▶ [Short exercise]: Replace "room-count-value" with "room-number-value" in the records, from the line with "dialog-title: Create breakout" up to and including the line with "room-count-dropdown[interactable]: 2 <box>35", and give only those lines, with everything else unchanged.

▶ [Given data]:

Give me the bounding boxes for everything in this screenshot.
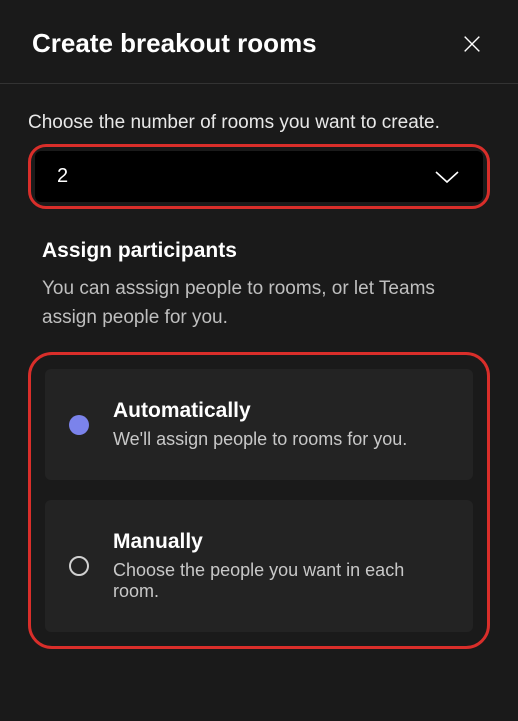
dialog-title: Create breakout rooms <box>32 28 317 59</box>
radio-selected-icon <box>69 415 89 435</box>
radio-unselected-icon <box>69 556 89 576</box>
room-count-highlight: 2 <box>28 144 490 209</box>
close-icon <box>461 33 483 55</box>
close-button[interactable] <box>458 30 486 58</box>
option-automatically[interactable]: Automatically We'll assign people to roo… <box>45 369 473 480</box>
room-count-value: 2 <box>57 165 68 188</box>
dialog-content: Choose the number of rooms you want to c… <box>0 84 518 649</box>
room-count-prompt: Choose the number of rooms you want to c… <box>28 112 490 134</box>
room-count-dropdown[interactable]: 2 <box>35 151 483 202</box>
option-manual-desc: Choose the people you want in each room. <box>113 560 453 602</box>
dialog-header: Create breakout rooms <box>0 0 518 84</box>
chevron-down-icon <box>433 168 461 186</box>
option-auto-desc: We'll assign people to rooms for you. <box>113 429 407 450</box>
option-manual-title: Manually <box>113 530 453 554</box>
option-auto-title: Automatically <box>113 399 407 423</box>
option-text: Automatically We'll assign people to roo… <box>113 399 407 450</box>
assign-section-desc: You can asssign people to rooms, or let … <box>42 275 490 332</box>
option-text: Manually Choose the people you want in e… <box>113 530 453 602</box>
option-manually[interactable]: Manually Choose the people you want in e… <box>45 500 473 632</box>
assign-options-highlight: Automatically We'll assign people to roo… <box>28 352 490 649</box>
assign-section-title: Assign participants <box>42 239 490 263</box>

▶ [The result]:
dialog-title: Create breakout rooms <box>32 28 317 59</box>
radio-selected-icon <box>69 415 89 435</box>
radio-unselected-icon <box>69 556 89 576</box>
room-count-highlight: 2 <box>28 144 490 209</box>
close-icon <box>461 33 483 55</box>
close-button[interactable] <box>458 30 486 58</box>
option-automatically[interactable]: Automatically We'll assign people to roo… <box>45 369 473 480</box>
room-number-value: 2 <box>57 165 68 188</box>
dialog-content: Choose the number of rooms you want to c… <box>0 84 518 649</box>
room-count-prompt: Choose the number of rooms you want to c… <box>28 112 490 134</box>
room-count-dropdown[interactable]: 2 <box>35 151 483 202</box>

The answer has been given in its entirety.